● **What you are asked to do**:
Copy out the entries below precisely; nothing is to be omitted.

%%

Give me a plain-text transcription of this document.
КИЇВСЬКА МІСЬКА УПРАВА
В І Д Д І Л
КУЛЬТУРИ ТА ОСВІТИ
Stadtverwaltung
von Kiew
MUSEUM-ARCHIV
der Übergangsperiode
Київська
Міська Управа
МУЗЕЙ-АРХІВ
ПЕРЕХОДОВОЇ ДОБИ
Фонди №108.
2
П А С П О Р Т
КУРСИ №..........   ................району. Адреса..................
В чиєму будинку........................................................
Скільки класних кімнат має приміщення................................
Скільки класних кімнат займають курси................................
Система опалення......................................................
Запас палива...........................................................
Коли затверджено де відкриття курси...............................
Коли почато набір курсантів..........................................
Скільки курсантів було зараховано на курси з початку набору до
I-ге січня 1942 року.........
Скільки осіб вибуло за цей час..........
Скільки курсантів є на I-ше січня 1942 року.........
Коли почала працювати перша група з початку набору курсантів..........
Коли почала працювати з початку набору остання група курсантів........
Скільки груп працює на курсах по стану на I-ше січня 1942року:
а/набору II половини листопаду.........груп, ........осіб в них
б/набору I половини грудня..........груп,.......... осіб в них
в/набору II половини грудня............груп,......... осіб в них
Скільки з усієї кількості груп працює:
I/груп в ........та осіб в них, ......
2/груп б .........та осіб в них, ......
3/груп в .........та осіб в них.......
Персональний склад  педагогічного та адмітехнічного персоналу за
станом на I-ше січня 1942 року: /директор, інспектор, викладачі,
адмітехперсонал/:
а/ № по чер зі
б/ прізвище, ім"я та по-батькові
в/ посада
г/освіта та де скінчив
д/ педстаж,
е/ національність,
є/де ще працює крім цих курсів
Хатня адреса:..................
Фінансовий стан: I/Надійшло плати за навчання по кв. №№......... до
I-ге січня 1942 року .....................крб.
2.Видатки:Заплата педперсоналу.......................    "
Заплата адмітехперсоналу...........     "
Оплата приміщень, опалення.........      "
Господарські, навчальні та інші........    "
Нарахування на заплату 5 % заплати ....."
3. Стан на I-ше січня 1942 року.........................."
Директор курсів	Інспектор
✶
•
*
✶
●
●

%%

● **Complete output**:
Give me a plain-text transcription of this document.
КИЇВСЬКА МІСЬКА УПРАВА
В І Д Д І Л
КУЛЬТУРИ ТА ОСВІТИ
Stadtverwaltung
von Kiew
MUSEUM-ARCHIV
der Übergangsperiode
Київська
Міська Управа
МУЗЕЙ-АРХІВ
ПЕРЕХОДОВОЇ ДОБИ
Фонди №108.
2
П А С П О Р Т
КУРСИ №..........   ................району. Адреса..................
В чиєму будинку........................................................
Скільки класних кімнат має приміщення................................
Скільки класних кімнат займають курси................................
Система опалення......................................................
Запас палива...........................................................
Коли затверджено де відкриття курси...............................
Коли почато набір курсантів..........................................
Скільки курсантів було зараховано на курси з початку набору до
I-ге січня 1942 року.........
Скільки осіб вибуло за цей час..........
Скільки курсантів є на I-ше січня 1942 року.........
Коли почала працювати перша група з початку набору курсантів..........
Коли почала працювати з початку набору остання група курсантів........
Скільки груп працює на курсах по стану на I-ше січня 1942року:
а/набору II половини листопаду.........груп, ........осіб в них
б/набору I половини грудня..........груп,.......... осіб в них
в/набору II половини грудня............груп,......... осіб в них
Скільки з усієї кількості груп працює:
I/груп в ........та осіб в них, ......
2/груп б .........та осіб в них, ......
3/груп в .........та осіб в них.......
Персональний склад  педагогічного та адмітехнічного персоналу за
станом на I-ше січня 1942 року: /директор, інспектор, викладачі,
адмітехперсонал/:
а/ № по чер зі
б/ прізвище, ім"я та по-батькові
в/ посада
г/освіта та де скінчив
д/ педстаж,
е/ національність,
є/де ще працює крім цих курсів
Хатня адреса:..................
Фінансовий стан: I/Надійшло плати за навчання по кв. №№......... до
I-ге січня 1942 року .....................крб.
2.Видатки:Заплата педперсоналу.......................    "
Заплата адмітехперсоналу...........     "
Оплата приміщень, опалення.........      "
Господарські, навчальні та інші........    "
Нарахування на заплату 5 % заплати ....."
3. Стан на I-ше січня 1942 року.........................."
Директор курсів	Інспектор
✶
•
*
✶
●
●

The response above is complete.